(Rows from a dataset)
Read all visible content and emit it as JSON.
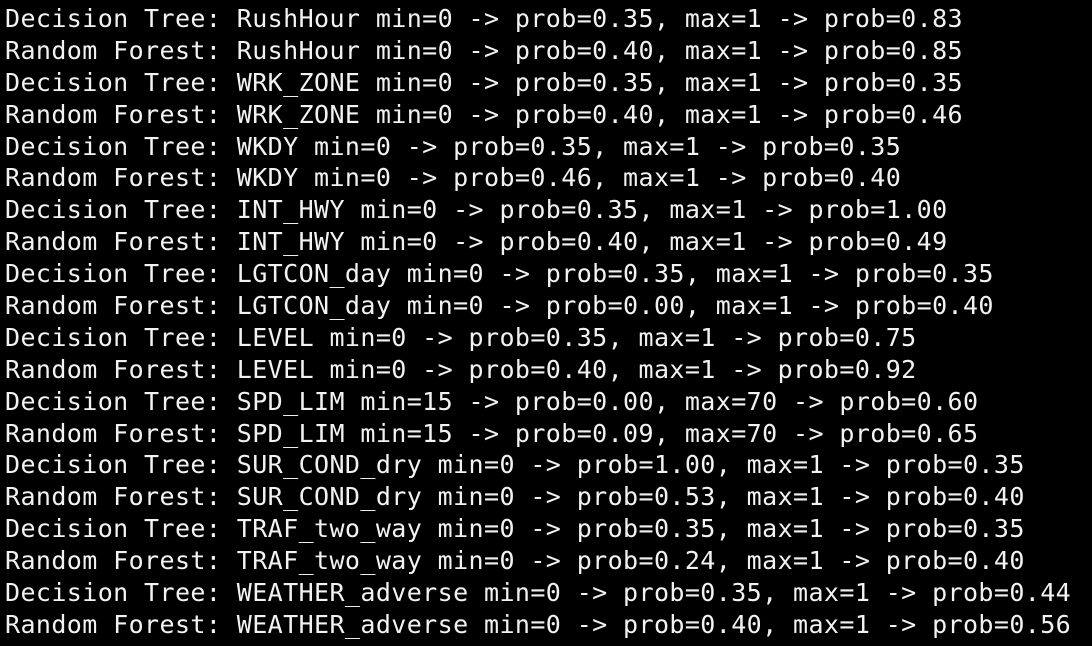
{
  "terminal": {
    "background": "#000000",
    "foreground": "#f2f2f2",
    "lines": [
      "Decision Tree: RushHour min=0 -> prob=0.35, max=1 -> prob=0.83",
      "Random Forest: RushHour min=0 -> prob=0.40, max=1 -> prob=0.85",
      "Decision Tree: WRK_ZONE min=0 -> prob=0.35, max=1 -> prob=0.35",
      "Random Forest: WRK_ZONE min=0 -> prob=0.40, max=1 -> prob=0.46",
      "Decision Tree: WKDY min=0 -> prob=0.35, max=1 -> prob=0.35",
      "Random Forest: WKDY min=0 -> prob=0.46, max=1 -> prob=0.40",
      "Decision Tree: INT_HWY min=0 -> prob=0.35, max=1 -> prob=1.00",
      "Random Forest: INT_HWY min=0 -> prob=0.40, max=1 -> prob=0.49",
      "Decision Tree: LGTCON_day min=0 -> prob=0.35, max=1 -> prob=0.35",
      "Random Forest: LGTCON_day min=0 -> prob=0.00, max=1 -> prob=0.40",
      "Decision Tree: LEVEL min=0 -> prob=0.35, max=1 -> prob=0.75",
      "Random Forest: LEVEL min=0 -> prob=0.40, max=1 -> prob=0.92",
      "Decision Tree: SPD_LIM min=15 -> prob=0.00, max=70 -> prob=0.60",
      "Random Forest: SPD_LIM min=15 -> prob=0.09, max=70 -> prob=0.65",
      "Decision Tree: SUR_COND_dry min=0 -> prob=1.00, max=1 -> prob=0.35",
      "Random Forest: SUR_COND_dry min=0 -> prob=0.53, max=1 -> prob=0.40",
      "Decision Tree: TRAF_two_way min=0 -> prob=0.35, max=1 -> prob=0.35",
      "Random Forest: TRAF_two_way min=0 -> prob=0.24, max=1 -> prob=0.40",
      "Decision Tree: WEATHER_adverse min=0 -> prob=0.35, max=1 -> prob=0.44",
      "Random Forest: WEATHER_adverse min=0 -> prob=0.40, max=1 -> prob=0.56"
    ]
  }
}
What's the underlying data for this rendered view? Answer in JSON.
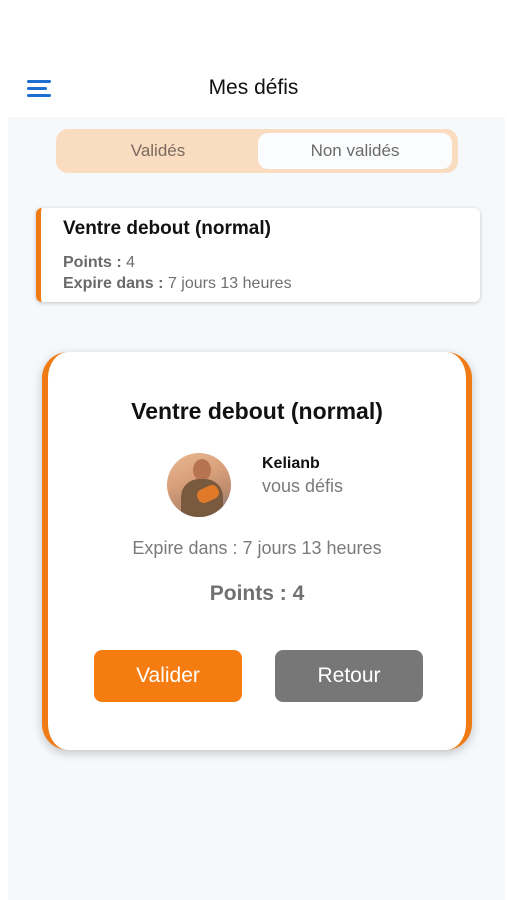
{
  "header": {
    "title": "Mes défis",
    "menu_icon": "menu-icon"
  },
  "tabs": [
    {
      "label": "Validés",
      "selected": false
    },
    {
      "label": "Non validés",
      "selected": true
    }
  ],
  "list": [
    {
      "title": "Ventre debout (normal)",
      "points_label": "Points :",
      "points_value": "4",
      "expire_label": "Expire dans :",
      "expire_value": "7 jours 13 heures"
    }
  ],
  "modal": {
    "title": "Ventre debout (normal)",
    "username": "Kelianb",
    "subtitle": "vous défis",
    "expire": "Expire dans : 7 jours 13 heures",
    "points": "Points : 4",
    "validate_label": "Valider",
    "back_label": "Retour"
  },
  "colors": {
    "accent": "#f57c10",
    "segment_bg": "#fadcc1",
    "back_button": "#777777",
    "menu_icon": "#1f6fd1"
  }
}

■ Your instructions ■
Search the data for "JSON" and list every line in which it occurs.

■ Result of this task ■
Read all visible content and emit it as JSON.
What's the underlying data for this rendered view? Answer in JSON.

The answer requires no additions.